Show every line in the records below that contains the word "What".
Start of Provided material
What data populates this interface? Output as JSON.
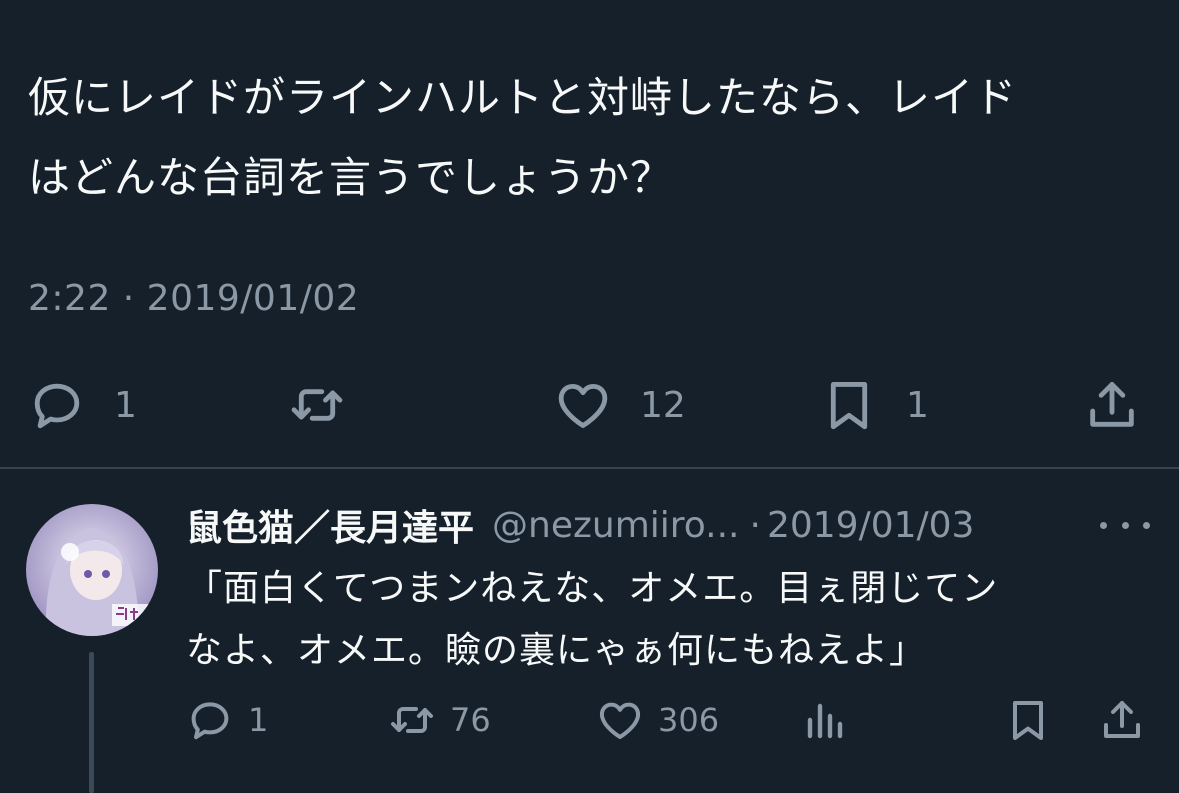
{
  "tweet": {
    "text": "仮にレイドがラインハルトと対峙したなら、レイド\nはどんな台詞を言うでしょうか？",
    "timestamp": "2:22 · 2019/01/02",
    "actions": {
      "reply_count": "1",
      "retweet_count": "",
      "like_count": "12",
      "bookmark_count": "1"
    }
  },
  "reply": {
    "author_name": "鼠色猫／長月達平",
    "handle": "@nezumiiro...",
    "separator": "·",
    "date": "2019/01/03",
    "text": "「面白くてつまンねえな、オメエ。目ぇ閉じてン\nなよ、オメエ。瞼の裏にゃぁ何にもねえよ」",
    "actions": {
      "reply_count": "1",
      "retweet_count": "76",
      "like_count": "306"
    }
  },
  "icons": {
    "reply": "reply-icon",
    "retweet": "retweet-icon",
    "like": "heart-icon",
    "bookmark": "bookmark-icon",
    "share": "share-icon",
    "views": "views-icon",
    "more": "more-icon"
  },
  "colors": {
    "background": "#15202b",
    "text_primary": "#f7f9f9",
    "text_secondary": "#8b98a5",
    "divider": "#38444d"
  }
}
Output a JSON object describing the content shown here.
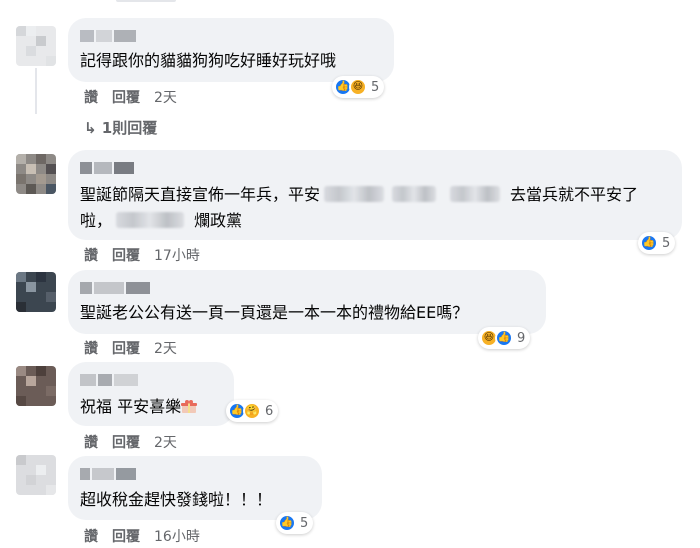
{
  "comments": [
    {
      "text": "記得跟你的貓貓狗狗吃好睡好玩好哦",
      "actions": {
        "like": "讚",
        "reply": "回覆",
        "time": "2天"
      },
      "reactions": {
        "icons": [
          "like-icon",
          "haha-icon"
        ],
        "count": "5"
      },
      "replies_label": "1則回覆"
    },
    {
      "text_line1_a": "聖誕節隔天直接宣佈一年兵，平安",
      "text_line1_b": "去當兵就不平安了",
      "text_line2_a": "啦，",
      "text_line2_b": "爛政黨",
      "actions": {
        "like": "讚",
        "reply": "回覆",
        "time": "17小時"
      },
      "reactions": {
        "icons": [
          "like-icon"
        ],
        "count": "5"
      }
    },
    {
      "text": "聖誕老公公有送一頁一頁還是一本一本的禮物給EE嗎？",
      "actions": {
        "like": "讚",
        "reply": "回覆",
        "time": "2天"
      },
      "reactions": {
        "icons": [
          "haha-icon",
          "like-icon"
        ],
        "count": "9"
      }
    },
    {
      "text": "祝福 平安喜樂",
      "actions": {
        "like": "讚",
        "reply": "回覆",
        "time": "2天"
      },
      "reactions": {
        "icons": [
          "like-icon",
          "care-icon"
        ],
        "count": "6"
      }
    },
    {
      "text": "超收稅金趕快發錢啦！！！",
      "actions": {
        "like": "讚",
        "reply": "回覆",
        "time": "16小時"
      },
      "reactions": {
        "icons": [
          "like-icon"
        ],
        "count": "5"
      }
    }
  ],
  "colors": {
    "bubble": "#f0f2f5",
    "like": "#1877f2",
    "secondary_text": "#65676b"
  }
}
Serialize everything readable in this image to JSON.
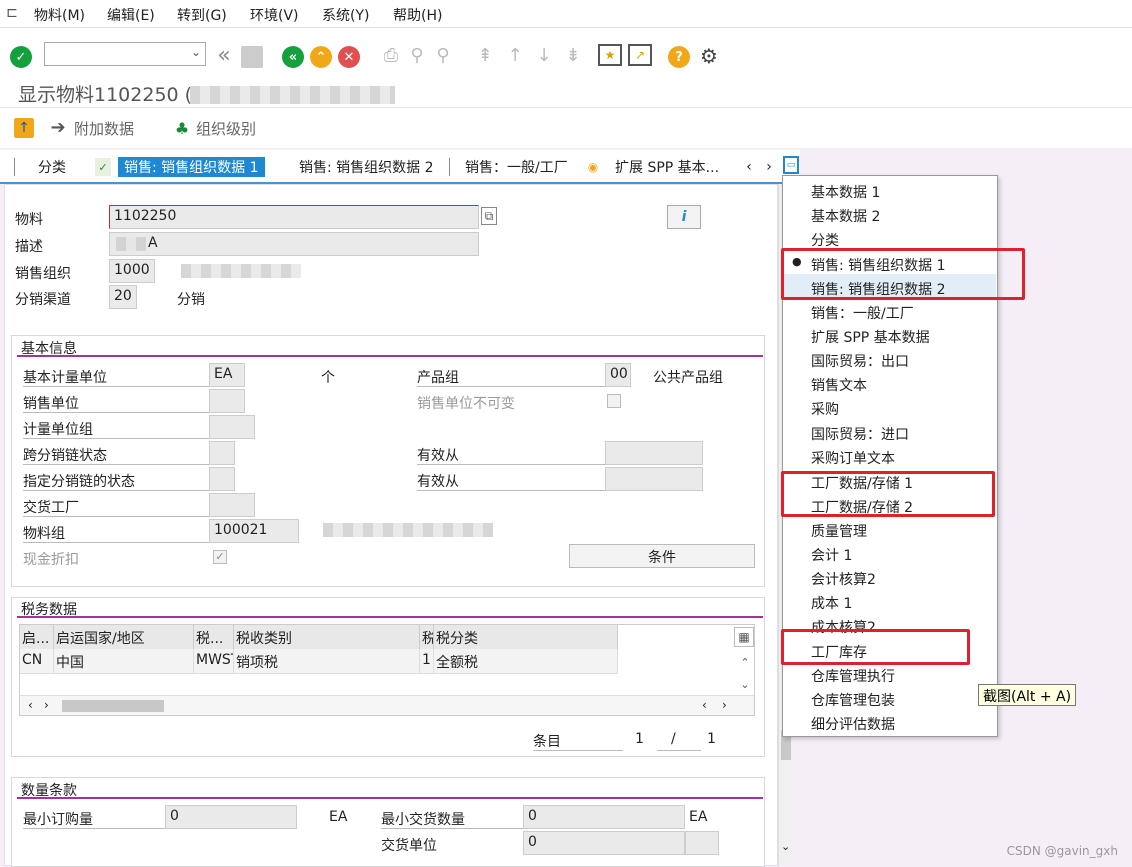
{
  "menu": [
    "物料(M)",
    "编辑(E)",
    "转到(G)",
    "环境(V)",
    "系统(Y)",
    "帮助(H)"
  ],
  "title": "显示物料1102250 (",
  "appbar": {
    "additional": "附加数据",
    "org_levels": "组织级别"
  },
  "tabs": [
    "分类",
    "销售: 销售组织数据 1",
    "销售: 销售组织数据 2",
    "销售：一般/工厂",
    "扩展 SPP 基本..."
  ],
  "header": {
    "material_label": "物料",
    "material_value": "1102250",
    "desc_label": "描述",
    "desc_value": "A",
    "salesorg_label": "销售组织",
    "salesorg_value": "1000",
    "channel_label": "分销渠道",
    "channel_value": "20",
    "channel_text": "分销"
  },
  "basic": {
    "title": "基本信息",
    "base_uom_label": "基本计量单位",
    "base_uom_value": "EA",
    "base_uom_text": "个",
    "prod_group_label": "产品组",
    "prod_group_value": "00",
    "prod_group_text": "公共产品组",
    "sales_unit_label": "销售单位",
    "sales_unit_fixed_label": "销售单位不可变",
    "uom_group_label": "计量单位组",
    "xchain_label": "跨分销链状态",
    "valid_from1": "有效从",
    "dchain_label": "指定分销链的状态",
    "valid_from2": "有效从",
    "plant_label": "交货工厂",
    "matgroup_label": "物料组",
    "matgroup_value": "100021",
    "cash_disc_label": "现金折扣",
    "conditions_button": "条件"
  },
  "tax": {
    "title": "税务数据",
    "columns": [
      "启...",
      "启运国家/地区",
      "税...",
      "税收类别",
      "税",
      "税分类"
    ],
    "rows": [
      [
        "CN",
        "中国",
        "MWST",
        "销项税",
        "1",
        "全额税"
      ]
    ],
    "entry_label": "条目",
    "entry_current": "1",
    "entry_sep": "/",
    "entry_total": "1"
  },
  "qty": {
    "title": "数量条款",
    "min_order_label": "最小订购量",
    "min_order_value": "0",
    "min_order_unit": "EA",
    "min_deliv_label": "最小交货数量",
    "min_deliv_value": "0",
    "min_deliv_unit": "EA",
    "deliv_unit_label": "交货单位",
    "deliv_unit_value": "0"
  },
  "dropdown": [
    "基本数据 1",
    "基本数据 2",
    "分类",
    "销售: 销售组织数据 1",
    "销售: 销售组织数据 2",
    "销售：一般/工厂",
    "扩展 SPP 基本数据",
    "国际贸易：出口",
    "销售文本",
    "采购",
    "国际贸易：进口",
    "采购订单文本",
    "工厂数据/存储 1",
    "工厂数据/存储 2",
    "质量管理",
    "会计 1",
    "会计核算2",
    "成本 1",
    "成本核算2",
    "工厂库存",
    "仓库管理执行",
    "仓库管理包装",
    "细分评估数据"
  ],
  "dropdown_bullet": "●",
  "tooltip": "截图(Alt + A)",
  "watermark": "CSDN @gavin_gxh",
  "colors": {
    "accent": "#1e88d2",
    "section_line": "#a0339e",
    "highlight_box": "#e0202a"
  }
}
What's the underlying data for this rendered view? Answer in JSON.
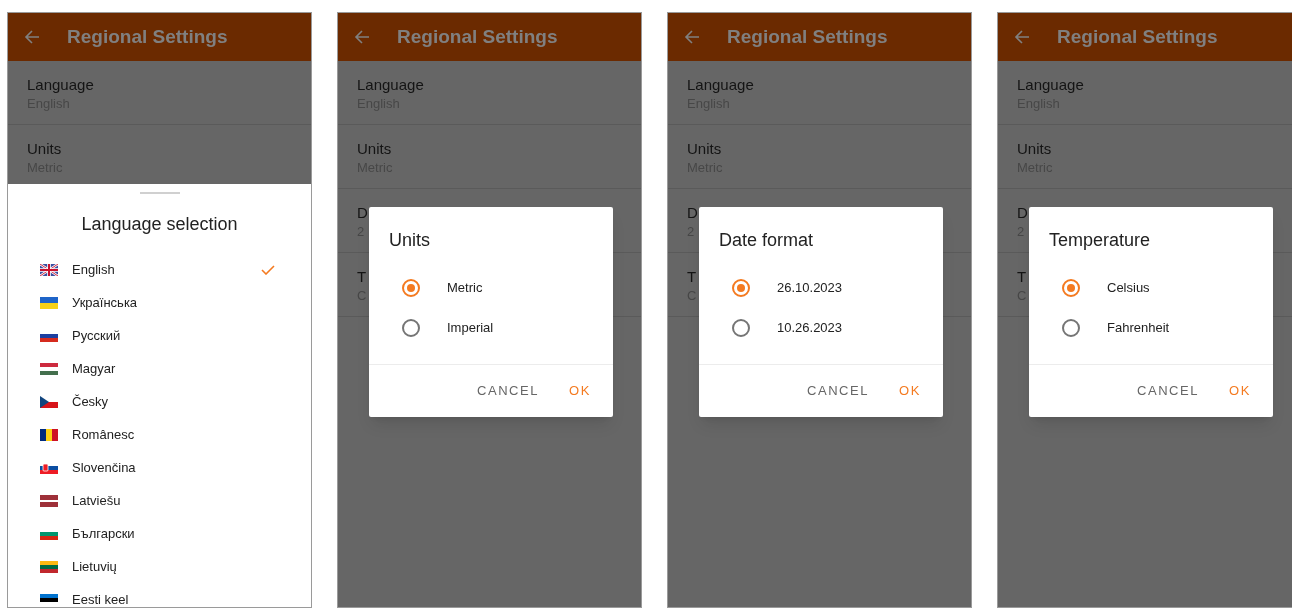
{
  "screens": [
    {
      "app_bar": {
        "title": "Regional Settings"
      },
      "settings": [
        {
          "label": "Language",
          "value": "English"
        },
        {
          "label": "Units",
          "value": "Metric"
        }
      ],
      "overlay": {
        "kind": "sheet",
        "title": "Language selection",
        "languages": [
          {
            "name": "English",
            "kind": "gb",
            "selected": true
          },
          {
            "name": "Українська",
            "kind": "ua",
            "selected": false
          },
          {
            "name": "Русский",
            "kind": "ru",
            "selected": false
          },
          {
            "name": "Magyar",
            "kind": "hu",
            "selected": false
          },
          {
            "name": "Česky",
            "kind": "cz",
            "selected": false
          },
          {
            "name": "Românesc",
            "kind": "ro",
            "selected": false
          },
          {
            "name": "Slovenčina",
            "kind": "sk",
            "selected": false
          },
          {
            "name": "Latviešu",
            "kind": "lv",
            "selected": false
          },
          {
            "name": "Български",
            "kind": "bg",
            "selected": false
          },
          {
            "name": "Lietuvių",
            "kind": "lt",
            "selected": false
          },
          {
            "name": "Eesti keel",
            "kind": "ee",
            "selected": false
          }
        ]
      }
    },
    {
      "app_bar": {
        "title": "Regional Settings"
      },
      "settings": [
        {
          "label": "Language",
          "value": "English"
        },
        {
          "label": "Units",
          "value": "Metric"
        },
        {
          "label": "D",
          "value": "2"
        },
        {
          "label": "T",
          "value": "C"
        }
      ],
      "overlay": {
        "kind": "dialog",
        "title": "Units",
        "options": [
          {
            "label": "Metric",
            "selected": true
          },
          {
            "label": "Imperial",
            "selected": false
          }
        ],
        "buttons": [
          {
            "label": "CANCEL",
            "kind": "cancel"
          },
          {
            "label": "OK",
            "kind": "confirm"
          }
        ]
      }
    },
    {
      "app_bar": {
        "title": "Regional Settings"
      },
      "settings": [
        {
          "label": "Language",
          "value": "English"
        },
        {
          "label": "Units",
          "value": "Metric"
        },
        {
          "label": "D",
          "value": "2"
        },
        {
          "label": "T",
          "value": "C"
        }
      ],
      "overlay": {
        "kind": "dialog",
        "title": "Date format",
        "options": [
          {
            "label": "26.10.2023",
            "selected": true
          },
          {
            "label": "10.26.2023",
            "selected": false
          }
        ],
        "buttons": [
          {
            "label": "CANCEL",
            "kind": "cancel"
          },
          {
            "label": "OK",
            "kind": "confirm"
          }
        ]
      }
    },
    {
      "app_bar": {
        "title": "Regional Settings"
      },
      "settings": [
        {
          "label": "Language",
          "value": "English"
        },
        {
          "label": "Units",
          "value": "Metric"
        },
        {
          "label": "D",
          "value": "2"
        },
        {
          "label": "T",
          "value": "C"
        }
      ],
      "overlay": {
        "kind": "dialog",
        "title": "Temperature",
        "options": [
          {
            "label": "Celsius",
            "selected": true
          },
          {
            "label": "Fahrenheit",
            "selected": false
          }
        ],
        "buttons": [
          {
            "label": "CANCEL",
            "kind": "cancel"
          },
          {
            "label": "OK",
            "kind": "confirm"
          }
        ]
      }
    }
  ]
}
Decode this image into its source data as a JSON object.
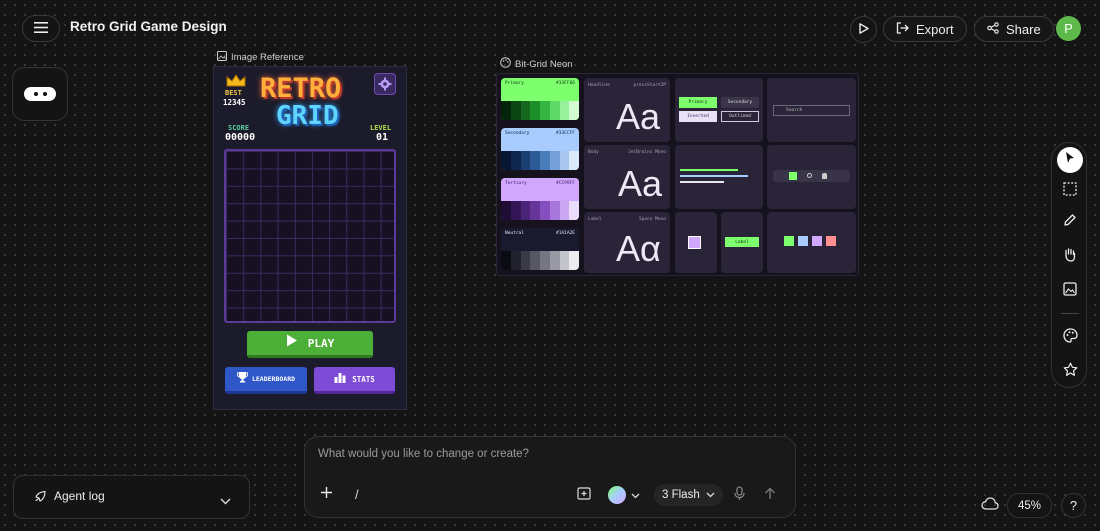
{
  "header": {
    "title": "Retro Grid Game Design",
    "export_label": "Export",
    "share_label": "Share",
    "avatar_letter": "P",
    "avatar_color": "#5db94a"
  },
  "frames": {
    "image_reference_label": "Image Reference",
    "style_guide_label": "Bit-Grid Neon"
  },
  "game": {
    "best_label": "BEST",
    "best_value": "12345",
    "title_line1": "RETRO",
    "title_line2": "GRID",
    "score_label": "SCORE",
    "score_value": "00000",
    "level_label": "LEVEL",
    "level_value": "01",
    "play_label": "PLAY",
    "leaderboard_label": "LEADERBOARD",
    "stats_label": "STATS"
  },
  "style_guide": {
    "swatches": [
      {
        "name": "Primary",
        "hex": "#33FF66",
        "color": "#7dff6e"
      },
      {
        "name": "Secondary",
        "hex": "#33CCFF",
        "color": "#a9ccff"
      },
      {
        "name": "Tertiary",
        "hex": "#CC99FF",
        "color": "#d2a8ff"
      },
      {
        "name": "Neutral",
        "hex": "#1A1A2E",
        "color": "#1a1a2e"
      }
    ],
    "type": [
      {
        "role": "Headline",
        "font": "pressStart2P",
        "sample": "Aa"
      },
      {
        "role": "Body",
        "font": "JetBrains Mono",
        "sample": "Aa"
      },
      {
        "role": "Label",
        "font": "Space Mono",
        "sample": "Aα"
      }
    ],
    "buttons": [
      "Primary",
      "Secondary",
      "Inverted",
      "Outlined"
    ],
    "search_placeholder": "Search",
    "chip_label": "Label"
  },
  "prompt": {
    "placeholder": "What would you like to change or create?",
    "slash": "/",
    "model_label": "3 Flash"
  },
  "bottom": {
    "agent_log_label": "Agent log",
    "zoom_label": "45%",
    "help_label": "?"
  }
}
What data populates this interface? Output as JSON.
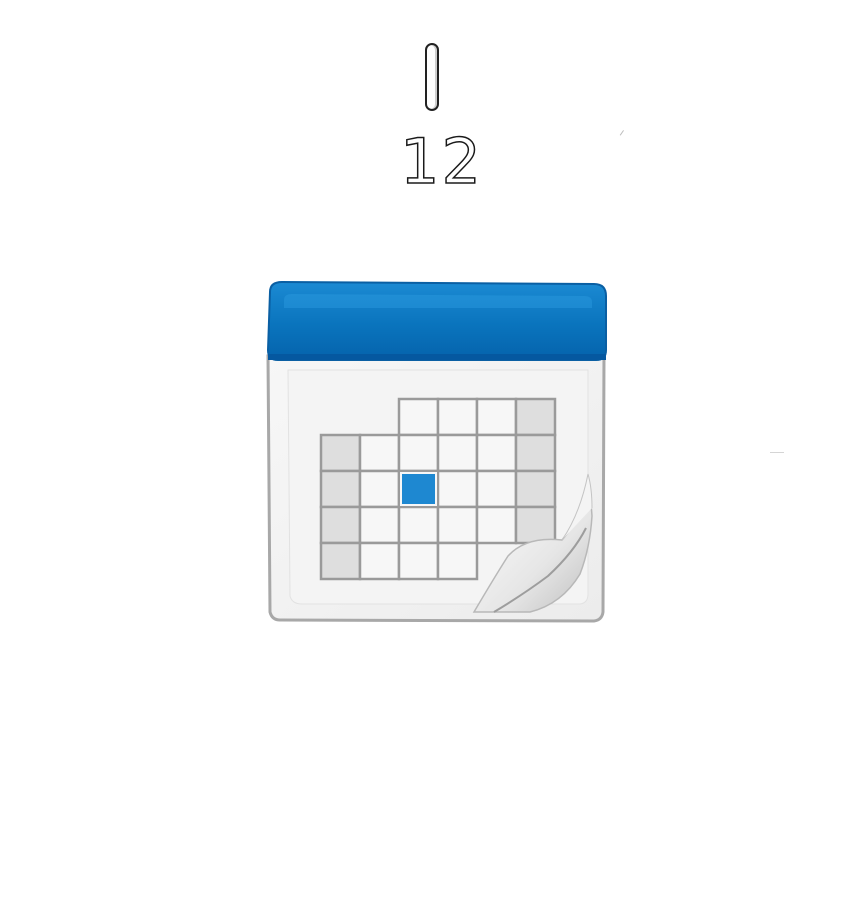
End of Provided material
Written solution
What data populates this interface? Output as JSON.
What's the underlying data for this rendered view? Answer in JSON.
    "placeholder": "What would you like to change or create?",
What data populates this interface? Output as JSON.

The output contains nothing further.